Short exercise
Extract every line that includes the string "подачи".

Record set
○ ○ ○ ○

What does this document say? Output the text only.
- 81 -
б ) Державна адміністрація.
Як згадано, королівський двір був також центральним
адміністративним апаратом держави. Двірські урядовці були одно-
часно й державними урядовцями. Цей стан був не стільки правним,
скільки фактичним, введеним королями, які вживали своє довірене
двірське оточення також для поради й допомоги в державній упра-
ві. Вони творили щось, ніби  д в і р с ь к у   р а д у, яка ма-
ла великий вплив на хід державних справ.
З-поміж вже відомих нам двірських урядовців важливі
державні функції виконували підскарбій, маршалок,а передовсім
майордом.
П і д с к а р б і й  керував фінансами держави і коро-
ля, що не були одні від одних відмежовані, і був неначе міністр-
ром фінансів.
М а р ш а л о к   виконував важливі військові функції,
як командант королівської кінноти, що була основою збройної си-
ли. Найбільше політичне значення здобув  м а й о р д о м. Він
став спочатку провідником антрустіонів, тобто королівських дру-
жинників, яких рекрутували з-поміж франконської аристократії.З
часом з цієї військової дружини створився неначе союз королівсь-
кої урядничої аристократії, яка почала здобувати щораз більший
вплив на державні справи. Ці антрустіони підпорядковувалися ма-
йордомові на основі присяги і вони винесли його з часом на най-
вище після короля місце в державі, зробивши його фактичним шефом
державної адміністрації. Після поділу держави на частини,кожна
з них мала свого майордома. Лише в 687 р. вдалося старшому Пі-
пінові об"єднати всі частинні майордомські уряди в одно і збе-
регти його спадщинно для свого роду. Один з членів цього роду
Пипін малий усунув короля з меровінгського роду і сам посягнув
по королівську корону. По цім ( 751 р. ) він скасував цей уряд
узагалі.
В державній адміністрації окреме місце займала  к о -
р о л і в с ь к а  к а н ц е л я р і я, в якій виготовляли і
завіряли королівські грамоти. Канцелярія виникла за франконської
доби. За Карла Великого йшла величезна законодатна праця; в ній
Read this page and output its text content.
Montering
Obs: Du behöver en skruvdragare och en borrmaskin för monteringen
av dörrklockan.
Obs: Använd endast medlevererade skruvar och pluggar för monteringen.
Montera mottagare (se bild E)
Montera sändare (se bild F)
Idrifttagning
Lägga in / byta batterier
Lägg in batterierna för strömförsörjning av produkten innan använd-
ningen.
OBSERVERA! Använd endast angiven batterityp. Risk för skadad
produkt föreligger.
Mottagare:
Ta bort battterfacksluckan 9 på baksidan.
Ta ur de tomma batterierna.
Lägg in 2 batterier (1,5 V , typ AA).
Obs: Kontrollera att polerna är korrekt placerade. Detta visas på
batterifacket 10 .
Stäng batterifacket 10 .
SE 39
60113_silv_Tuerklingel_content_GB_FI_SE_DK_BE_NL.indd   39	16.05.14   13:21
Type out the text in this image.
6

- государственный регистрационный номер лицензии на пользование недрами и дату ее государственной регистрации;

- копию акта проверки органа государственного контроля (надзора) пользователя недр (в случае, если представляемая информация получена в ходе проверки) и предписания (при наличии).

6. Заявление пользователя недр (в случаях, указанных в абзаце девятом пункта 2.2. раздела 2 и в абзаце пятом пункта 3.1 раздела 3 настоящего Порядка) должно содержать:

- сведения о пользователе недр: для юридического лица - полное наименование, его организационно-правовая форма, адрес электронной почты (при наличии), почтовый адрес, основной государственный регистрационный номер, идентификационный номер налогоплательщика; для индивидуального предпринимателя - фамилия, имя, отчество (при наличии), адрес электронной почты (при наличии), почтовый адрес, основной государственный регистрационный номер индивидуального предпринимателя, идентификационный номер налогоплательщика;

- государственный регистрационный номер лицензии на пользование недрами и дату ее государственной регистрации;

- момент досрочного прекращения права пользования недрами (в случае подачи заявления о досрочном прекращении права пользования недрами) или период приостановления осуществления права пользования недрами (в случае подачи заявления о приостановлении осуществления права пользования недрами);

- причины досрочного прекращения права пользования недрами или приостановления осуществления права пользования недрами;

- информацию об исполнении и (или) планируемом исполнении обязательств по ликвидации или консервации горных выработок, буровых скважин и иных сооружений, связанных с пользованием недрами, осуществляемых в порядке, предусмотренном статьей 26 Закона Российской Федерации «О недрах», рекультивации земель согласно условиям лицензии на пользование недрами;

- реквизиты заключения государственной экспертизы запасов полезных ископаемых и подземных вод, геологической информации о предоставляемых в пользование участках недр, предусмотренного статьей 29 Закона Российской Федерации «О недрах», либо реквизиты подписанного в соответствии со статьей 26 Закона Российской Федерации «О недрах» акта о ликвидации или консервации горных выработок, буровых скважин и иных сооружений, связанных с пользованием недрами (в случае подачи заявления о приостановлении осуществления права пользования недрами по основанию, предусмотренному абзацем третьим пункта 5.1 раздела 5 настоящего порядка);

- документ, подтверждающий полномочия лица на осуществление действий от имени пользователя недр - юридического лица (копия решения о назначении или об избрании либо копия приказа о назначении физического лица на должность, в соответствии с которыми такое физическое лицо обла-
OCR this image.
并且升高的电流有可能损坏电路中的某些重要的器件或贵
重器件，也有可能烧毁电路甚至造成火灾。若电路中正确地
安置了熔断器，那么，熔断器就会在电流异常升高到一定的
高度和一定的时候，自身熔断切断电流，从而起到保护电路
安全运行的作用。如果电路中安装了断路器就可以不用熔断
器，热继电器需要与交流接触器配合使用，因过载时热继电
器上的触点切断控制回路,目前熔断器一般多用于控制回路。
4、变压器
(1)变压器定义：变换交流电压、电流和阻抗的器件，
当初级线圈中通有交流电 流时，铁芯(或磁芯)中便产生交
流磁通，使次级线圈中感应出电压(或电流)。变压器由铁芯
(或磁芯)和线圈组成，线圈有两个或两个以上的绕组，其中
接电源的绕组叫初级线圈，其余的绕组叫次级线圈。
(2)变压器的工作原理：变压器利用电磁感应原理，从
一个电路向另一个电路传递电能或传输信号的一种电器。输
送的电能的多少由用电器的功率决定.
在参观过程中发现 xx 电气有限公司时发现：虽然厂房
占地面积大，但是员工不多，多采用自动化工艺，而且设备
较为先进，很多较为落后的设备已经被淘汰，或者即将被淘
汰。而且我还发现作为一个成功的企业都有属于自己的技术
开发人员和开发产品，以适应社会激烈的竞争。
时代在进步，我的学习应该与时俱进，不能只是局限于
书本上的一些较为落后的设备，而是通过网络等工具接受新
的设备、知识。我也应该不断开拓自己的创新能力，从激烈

○ ○ ○ ○

Exercise response
- момент досрочного прекращения права пользования недрами (в случае подачи заявления о досрочном прекращении права пользования недрами) или период приостановления осуществления права пользования недрами (в случае подачи заявления о приостановлении осуществления права пользования недрами);
- реквизиты заключения государственной экспертизы запасов полезных ископаемых и подземных вод, геологической информации о предоставляемых в пользование участках недр, предусмотренного статьей 29 Закона Российской Федерации «О недрах», либо реквизиты подписанного в соответствии со статьей 26 Закона Российской Федерации «О недрах» акта о ликвидации или консервации горных выработок, буровых скважин и иных сооружений, связанных с пользованием недрами (в случае подачи заявления о приостановлении осуществления права пользования недрами по основанию, предусмотренному абзацем третьим пункта 5.1 раздела 5 настоящего порядка);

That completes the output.